Word for word, restate every line of the material.

###

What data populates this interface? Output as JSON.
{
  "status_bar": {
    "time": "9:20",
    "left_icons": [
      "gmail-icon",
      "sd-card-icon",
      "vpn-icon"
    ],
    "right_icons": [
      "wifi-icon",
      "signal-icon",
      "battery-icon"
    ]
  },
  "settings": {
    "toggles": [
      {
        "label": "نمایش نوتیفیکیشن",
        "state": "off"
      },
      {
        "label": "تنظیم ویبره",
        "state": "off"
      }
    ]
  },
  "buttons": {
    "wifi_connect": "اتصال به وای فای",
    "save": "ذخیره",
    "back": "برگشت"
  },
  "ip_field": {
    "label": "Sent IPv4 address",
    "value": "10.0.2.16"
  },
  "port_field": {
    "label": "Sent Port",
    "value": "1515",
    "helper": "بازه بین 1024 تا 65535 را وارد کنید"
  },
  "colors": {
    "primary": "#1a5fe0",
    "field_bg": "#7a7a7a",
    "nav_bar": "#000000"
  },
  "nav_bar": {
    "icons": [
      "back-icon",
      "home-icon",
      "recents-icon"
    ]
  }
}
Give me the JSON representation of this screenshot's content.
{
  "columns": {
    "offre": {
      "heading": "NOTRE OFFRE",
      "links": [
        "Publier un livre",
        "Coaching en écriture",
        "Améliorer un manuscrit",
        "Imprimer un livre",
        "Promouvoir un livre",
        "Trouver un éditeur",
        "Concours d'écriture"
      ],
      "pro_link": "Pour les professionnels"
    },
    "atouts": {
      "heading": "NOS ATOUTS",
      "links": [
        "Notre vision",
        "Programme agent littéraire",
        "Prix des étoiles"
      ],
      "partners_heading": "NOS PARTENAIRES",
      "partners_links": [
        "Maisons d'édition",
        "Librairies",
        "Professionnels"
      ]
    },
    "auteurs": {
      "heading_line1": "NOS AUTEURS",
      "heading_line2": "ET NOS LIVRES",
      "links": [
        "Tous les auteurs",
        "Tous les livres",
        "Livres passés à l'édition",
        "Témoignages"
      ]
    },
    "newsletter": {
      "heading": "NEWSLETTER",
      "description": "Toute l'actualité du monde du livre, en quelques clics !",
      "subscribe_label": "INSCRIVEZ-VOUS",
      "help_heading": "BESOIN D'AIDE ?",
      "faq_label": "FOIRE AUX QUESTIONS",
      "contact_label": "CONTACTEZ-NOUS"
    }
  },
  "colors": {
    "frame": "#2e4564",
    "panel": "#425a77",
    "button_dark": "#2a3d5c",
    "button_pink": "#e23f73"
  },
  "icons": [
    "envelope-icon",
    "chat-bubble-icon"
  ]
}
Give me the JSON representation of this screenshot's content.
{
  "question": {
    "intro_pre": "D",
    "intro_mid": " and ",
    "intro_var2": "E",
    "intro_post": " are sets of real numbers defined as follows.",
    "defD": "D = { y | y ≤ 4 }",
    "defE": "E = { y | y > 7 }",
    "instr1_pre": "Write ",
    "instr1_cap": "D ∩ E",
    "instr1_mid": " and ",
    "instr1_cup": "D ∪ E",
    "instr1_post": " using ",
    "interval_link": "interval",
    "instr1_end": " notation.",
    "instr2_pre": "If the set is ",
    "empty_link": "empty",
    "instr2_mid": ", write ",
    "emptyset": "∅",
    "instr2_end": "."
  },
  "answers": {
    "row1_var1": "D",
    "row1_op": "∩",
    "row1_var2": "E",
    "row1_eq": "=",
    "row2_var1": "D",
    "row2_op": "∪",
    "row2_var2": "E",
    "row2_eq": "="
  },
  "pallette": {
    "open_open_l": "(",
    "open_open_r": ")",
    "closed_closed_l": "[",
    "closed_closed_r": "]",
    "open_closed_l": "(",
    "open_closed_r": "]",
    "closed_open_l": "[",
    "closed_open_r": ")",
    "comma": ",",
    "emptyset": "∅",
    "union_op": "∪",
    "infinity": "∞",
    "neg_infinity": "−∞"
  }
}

###

Written response -
What data populates this interface? Output as JSON.
{
  "status_bar": {
    "time": "9:20",
    "left_icons": [
      "gmail-icon",
      "sd-card-icon",
      "vpn-icon"
    ],
    "right_icons": [
      "wifi-icon",
      "signal-icon",
      "battery-icon"
    ]
  },
  "settings": {
    "toggles": [
      {
        "label": "نمایش نوتیفیکیشن",
        "state": "off"
      },
      {
        "label": "تنظیم ویبره",
        "state": "off"
      }
    ]
  },
  "buttons": {
    "wifi_connect": "اتصال به وای فای",
    "save": "ذخیره",
    "back": "برگشت"
  },
  "ip_field": {
    "label": "Sent IPv4 address",
    "value": "10.0.2.16"
  },
  "port_field": {
    "label": "Sent Port",
    "value": "1515",
    "helper": "بازه بین 1024 تا 65535 را وارد کنید"
  },
  "colors": {
    "primary": "#1a5fe0",
    "field_bg": "#7a7a7a",
    "nav_bar": "#000000"
  },
  "nav_bar": {
    "icons": [
      "back-icon",
      "home-icon",
      "recents-icon"
    ]
  }
}
Give me the JSON representation of this screenshot's content.
{
  "columns": {
    "offre": {
      "heading": "NOTRE OFFRE",
      "links": [
        "Publier un livre",
        "Coaching en écriture",
        "Améliorer un manuscrit",
        "Imprimer un livre",
        "Promouvoir un livre",
        "Trouver un éditeur",
        "Concours d'écriture"
      ],
      "pro_link": "Pour les professionnels"
    },
    "atouts": {
      "heading": "NOS ATOUTS",
      "links": [
        "Notre vision",
        "Programme agent littéraire",
        "Prix des étoiles"
      ],
      "partners_heading": "NOS PARTENAIRES",
      "partners_links": [
        "Maisons d'édition",
        "Librairies",
        "Professionnels"
      ]
    },
    "auteurs": {
      "heading_line1": "NOS AUTEURS",
      "heading_line2": "ET NOS LIVRES",
      "links": [
        "Tous les auteurs",
        "Tous les livres",
        "Livres passés à l'édition",
        "Témoignages"
      ]
    },
    "newsletter": {
      "heading": "NEWSLETTER",
      "description": "Toute l'actualité du monde du livre, en quelques clics !",
      "subscribe_label": "INSCRIVEZ-VOUS",
      "help_heading": "BESOIN D'AIDE ?",
      "faq_label": "FOIRE AUX QUESTIONS",
      "contact_label": "CONTACTEZ-NOUS"
    }
  },
  "colors": {
    "frame": "#2e4564",
    "panel": "#425a77",
    "button_dark": "#2a3d5c",
    "button_pink": "#e23f73"
  },
  "icons": [
    "envelope-icon",
    "chat-bubble-icon"
  ]
}
Give me the JSON representation of this screenshot's content.
{
  "question": {
    "intro_pre": "D",
    "intro_mid": " and ",
    "intro_var2": "E",
    "intro_post": " are sets of real numbers defined as follows.",
    "defD": "D = { y | y ≤ 4 }",
    "defE": "E = { y | y > 7 }",
    "instr1_pre": "Write ",
    "instr1_cap": "D ∩ E",
    "instr1_mid": " and ",
    "instr1_cup": "D ∪ E",
    "instr1_post": " using ",
    "interval_link": "interval",
    "instr1_end": " notation.",
    "instr2_pre": "If the set is ",
    "empty_link": "empty",
    "instr2_mid": ", write ",
    "emptyset": "∅",
    "instr2_end": "."
  },
  "answers": {
    "row1_var1": "D",
    "row1_op": "∩",
    "row1_var2": "E",
    "row1_eq": "=",
    "row2_var1": "D",
    "row2_op": "∪",
    "row2_var2": "E",
    "row2_eq": "="
  },
  "pallette": {
    "open_open_l": "(",
    "open_open_r": ")",
    "closed_closed_l": "[",
    "closed_closed_r": "]",
    "open_closed_l": "(",
    "open_closed_r": "]",
    "closed_open_l": "[",
    "closed_open_r": ")",
    "comma": ",",
    "emptyset": "∅",
    "union_op": "∪",
    "infinity": "∞",
    "neg_infinity": "−∞"
  }
}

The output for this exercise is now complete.